> WHAT TO DO:
Locate each line in the items below that contains the string "locscale", and copy every such line.

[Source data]

-- Begin --

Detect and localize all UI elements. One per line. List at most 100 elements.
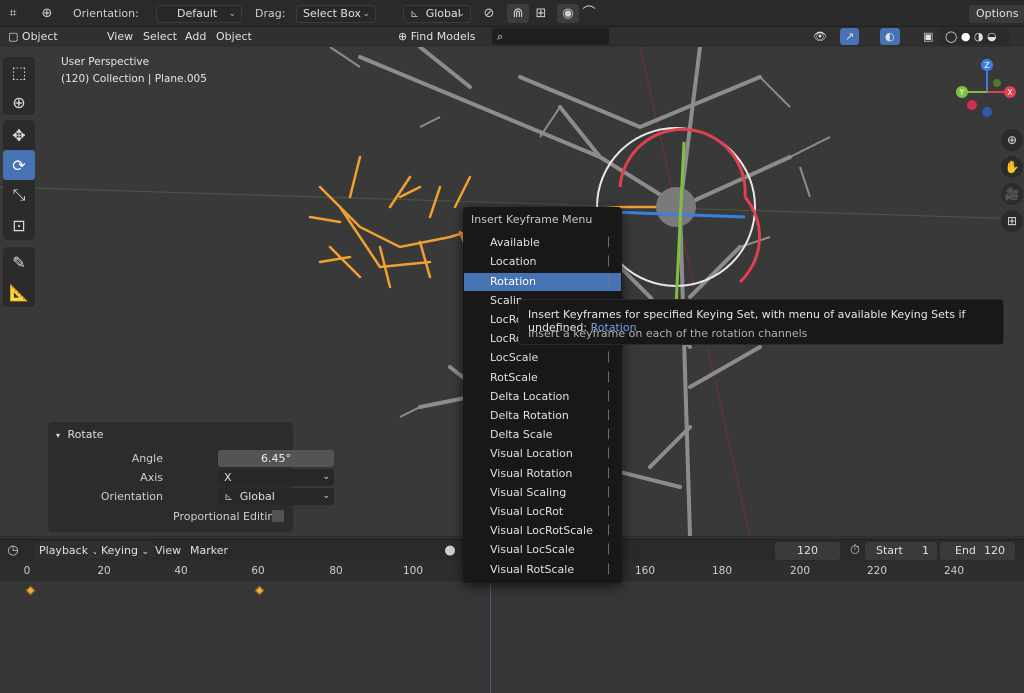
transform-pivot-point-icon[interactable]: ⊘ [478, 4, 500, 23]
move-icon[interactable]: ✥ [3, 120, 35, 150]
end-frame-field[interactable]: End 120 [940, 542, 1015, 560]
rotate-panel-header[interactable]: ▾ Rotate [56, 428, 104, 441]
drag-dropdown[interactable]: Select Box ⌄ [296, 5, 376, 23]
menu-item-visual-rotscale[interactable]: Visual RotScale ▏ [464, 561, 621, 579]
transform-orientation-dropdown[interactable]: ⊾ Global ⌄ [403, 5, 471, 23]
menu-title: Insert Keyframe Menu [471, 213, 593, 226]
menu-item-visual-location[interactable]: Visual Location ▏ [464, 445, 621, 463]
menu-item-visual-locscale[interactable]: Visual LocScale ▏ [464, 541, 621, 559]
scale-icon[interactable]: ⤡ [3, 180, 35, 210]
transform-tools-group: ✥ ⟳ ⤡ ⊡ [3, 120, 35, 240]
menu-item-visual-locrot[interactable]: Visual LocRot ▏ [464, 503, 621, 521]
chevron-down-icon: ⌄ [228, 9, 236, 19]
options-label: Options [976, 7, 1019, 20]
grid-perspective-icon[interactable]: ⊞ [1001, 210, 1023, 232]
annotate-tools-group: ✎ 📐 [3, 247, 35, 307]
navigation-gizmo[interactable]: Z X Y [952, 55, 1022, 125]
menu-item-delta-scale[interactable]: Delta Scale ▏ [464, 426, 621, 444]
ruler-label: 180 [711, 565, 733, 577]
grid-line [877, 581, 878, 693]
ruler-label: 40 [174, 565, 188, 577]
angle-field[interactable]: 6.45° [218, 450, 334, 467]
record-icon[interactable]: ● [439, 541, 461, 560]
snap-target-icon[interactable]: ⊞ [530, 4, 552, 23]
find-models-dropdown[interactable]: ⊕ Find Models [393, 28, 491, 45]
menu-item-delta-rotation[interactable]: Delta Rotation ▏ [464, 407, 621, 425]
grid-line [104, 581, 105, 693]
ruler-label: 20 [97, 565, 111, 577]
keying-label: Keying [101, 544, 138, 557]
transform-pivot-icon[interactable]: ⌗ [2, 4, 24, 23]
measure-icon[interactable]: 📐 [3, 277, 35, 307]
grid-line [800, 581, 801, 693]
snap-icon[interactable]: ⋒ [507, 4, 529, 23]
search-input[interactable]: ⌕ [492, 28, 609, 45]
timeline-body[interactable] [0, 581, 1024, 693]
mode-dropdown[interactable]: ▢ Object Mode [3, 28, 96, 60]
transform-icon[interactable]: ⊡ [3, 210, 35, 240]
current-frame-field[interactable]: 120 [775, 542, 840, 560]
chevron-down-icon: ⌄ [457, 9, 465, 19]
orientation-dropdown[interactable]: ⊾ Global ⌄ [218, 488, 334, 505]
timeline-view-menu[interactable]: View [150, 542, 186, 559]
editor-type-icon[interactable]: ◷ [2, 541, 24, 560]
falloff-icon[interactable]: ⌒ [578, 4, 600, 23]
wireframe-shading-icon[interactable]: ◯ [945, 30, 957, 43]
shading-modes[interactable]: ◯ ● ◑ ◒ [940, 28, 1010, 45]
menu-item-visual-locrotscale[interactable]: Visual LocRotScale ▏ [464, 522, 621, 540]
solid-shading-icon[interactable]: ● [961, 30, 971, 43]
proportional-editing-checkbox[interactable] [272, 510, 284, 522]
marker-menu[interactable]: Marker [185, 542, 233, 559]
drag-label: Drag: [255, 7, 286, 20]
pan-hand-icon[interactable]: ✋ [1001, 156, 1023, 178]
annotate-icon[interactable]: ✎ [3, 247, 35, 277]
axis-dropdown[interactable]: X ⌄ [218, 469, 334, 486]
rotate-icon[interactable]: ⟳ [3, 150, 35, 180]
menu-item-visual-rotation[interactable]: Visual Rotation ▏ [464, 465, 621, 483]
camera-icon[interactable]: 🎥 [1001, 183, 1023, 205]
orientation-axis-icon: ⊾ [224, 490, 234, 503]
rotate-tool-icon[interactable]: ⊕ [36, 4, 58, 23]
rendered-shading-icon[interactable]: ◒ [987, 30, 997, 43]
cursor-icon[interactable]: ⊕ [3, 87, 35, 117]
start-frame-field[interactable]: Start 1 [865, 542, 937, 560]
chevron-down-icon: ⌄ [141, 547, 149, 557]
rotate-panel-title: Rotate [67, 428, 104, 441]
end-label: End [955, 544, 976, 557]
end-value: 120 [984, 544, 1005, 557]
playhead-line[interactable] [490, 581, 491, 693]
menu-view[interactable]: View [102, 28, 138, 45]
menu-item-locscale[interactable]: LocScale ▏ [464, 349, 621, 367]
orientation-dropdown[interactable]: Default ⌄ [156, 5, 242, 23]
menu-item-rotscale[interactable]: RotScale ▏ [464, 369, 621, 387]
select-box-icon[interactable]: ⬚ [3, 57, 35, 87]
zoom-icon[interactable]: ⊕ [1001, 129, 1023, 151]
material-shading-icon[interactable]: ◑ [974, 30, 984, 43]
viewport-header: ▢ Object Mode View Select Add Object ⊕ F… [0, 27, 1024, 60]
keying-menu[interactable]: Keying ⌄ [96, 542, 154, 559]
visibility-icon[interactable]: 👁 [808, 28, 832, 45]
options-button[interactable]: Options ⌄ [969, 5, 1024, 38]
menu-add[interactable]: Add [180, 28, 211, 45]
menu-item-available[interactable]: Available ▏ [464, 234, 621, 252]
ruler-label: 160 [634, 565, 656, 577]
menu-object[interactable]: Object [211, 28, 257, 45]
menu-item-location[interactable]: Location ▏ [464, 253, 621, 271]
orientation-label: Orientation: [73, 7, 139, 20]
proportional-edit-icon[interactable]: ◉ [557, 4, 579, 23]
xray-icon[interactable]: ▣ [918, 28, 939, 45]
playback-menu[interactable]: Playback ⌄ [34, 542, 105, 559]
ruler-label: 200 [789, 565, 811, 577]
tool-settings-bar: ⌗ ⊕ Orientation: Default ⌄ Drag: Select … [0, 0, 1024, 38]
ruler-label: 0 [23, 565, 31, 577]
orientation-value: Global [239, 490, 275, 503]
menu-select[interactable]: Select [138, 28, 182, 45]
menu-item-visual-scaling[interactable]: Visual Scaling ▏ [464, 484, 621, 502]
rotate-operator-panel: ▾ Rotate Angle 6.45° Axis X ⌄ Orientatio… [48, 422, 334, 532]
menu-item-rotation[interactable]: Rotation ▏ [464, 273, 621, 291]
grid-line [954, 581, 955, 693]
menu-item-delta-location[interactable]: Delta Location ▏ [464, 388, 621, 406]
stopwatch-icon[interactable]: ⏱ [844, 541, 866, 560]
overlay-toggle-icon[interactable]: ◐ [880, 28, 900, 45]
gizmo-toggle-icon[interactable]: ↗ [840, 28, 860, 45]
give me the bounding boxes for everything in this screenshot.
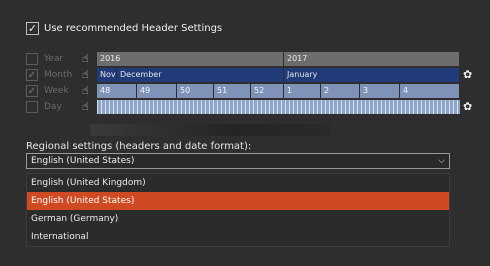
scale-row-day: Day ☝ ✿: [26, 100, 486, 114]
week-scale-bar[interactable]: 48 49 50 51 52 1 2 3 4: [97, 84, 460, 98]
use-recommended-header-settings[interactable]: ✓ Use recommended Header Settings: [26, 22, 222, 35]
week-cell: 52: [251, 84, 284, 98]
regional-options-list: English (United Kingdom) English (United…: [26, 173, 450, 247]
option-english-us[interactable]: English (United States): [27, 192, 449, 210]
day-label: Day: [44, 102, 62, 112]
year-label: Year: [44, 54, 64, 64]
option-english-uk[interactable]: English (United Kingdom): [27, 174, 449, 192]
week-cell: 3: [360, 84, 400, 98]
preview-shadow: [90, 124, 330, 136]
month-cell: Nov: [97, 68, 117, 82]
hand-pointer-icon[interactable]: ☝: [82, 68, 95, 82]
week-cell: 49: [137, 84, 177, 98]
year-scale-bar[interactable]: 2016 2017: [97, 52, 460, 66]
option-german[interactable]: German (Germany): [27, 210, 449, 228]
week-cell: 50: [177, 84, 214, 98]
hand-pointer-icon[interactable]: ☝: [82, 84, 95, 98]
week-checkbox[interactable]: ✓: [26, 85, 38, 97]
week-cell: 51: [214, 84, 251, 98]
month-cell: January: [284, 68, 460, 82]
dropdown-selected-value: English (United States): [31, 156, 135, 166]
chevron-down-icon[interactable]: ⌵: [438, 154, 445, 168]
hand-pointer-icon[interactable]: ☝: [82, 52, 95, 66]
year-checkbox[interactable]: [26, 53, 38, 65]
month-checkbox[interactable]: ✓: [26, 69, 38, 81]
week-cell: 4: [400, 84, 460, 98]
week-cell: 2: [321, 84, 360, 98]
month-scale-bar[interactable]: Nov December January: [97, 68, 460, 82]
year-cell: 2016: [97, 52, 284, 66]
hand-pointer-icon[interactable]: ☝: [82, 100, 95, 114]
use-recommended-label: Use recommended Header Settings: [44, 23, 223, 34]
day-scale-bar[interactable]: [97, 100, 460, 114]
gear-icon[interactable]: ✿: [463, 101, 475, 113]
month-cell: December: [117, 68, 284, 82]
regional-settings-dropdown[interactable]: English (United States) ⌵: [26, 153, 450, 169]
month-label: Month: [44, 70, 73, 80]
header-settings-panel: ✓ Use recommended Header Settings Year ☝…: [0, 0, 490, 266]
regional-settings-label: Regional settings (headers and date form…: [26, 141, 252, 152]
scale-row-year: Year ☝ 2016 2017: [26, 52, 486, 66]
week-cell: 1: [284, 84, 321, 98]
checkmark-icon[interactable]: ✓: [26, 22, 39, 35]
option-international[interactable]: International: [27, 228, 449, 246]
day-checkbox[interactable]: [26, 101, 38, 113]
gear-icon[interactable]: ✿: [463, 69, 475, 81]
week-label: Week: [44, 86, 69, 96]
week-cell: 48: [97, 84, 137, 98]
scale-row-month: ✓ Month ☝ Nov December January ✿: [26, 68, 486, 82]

-- End --

> WORKED SOLUTION:
menu-item-visual-locscale[interactable]: Visual LocScale ▏ [464, 541, 621, 559]
menu-item-locscale[interactable]: LocScale ▏ [464, 349, 621, 367]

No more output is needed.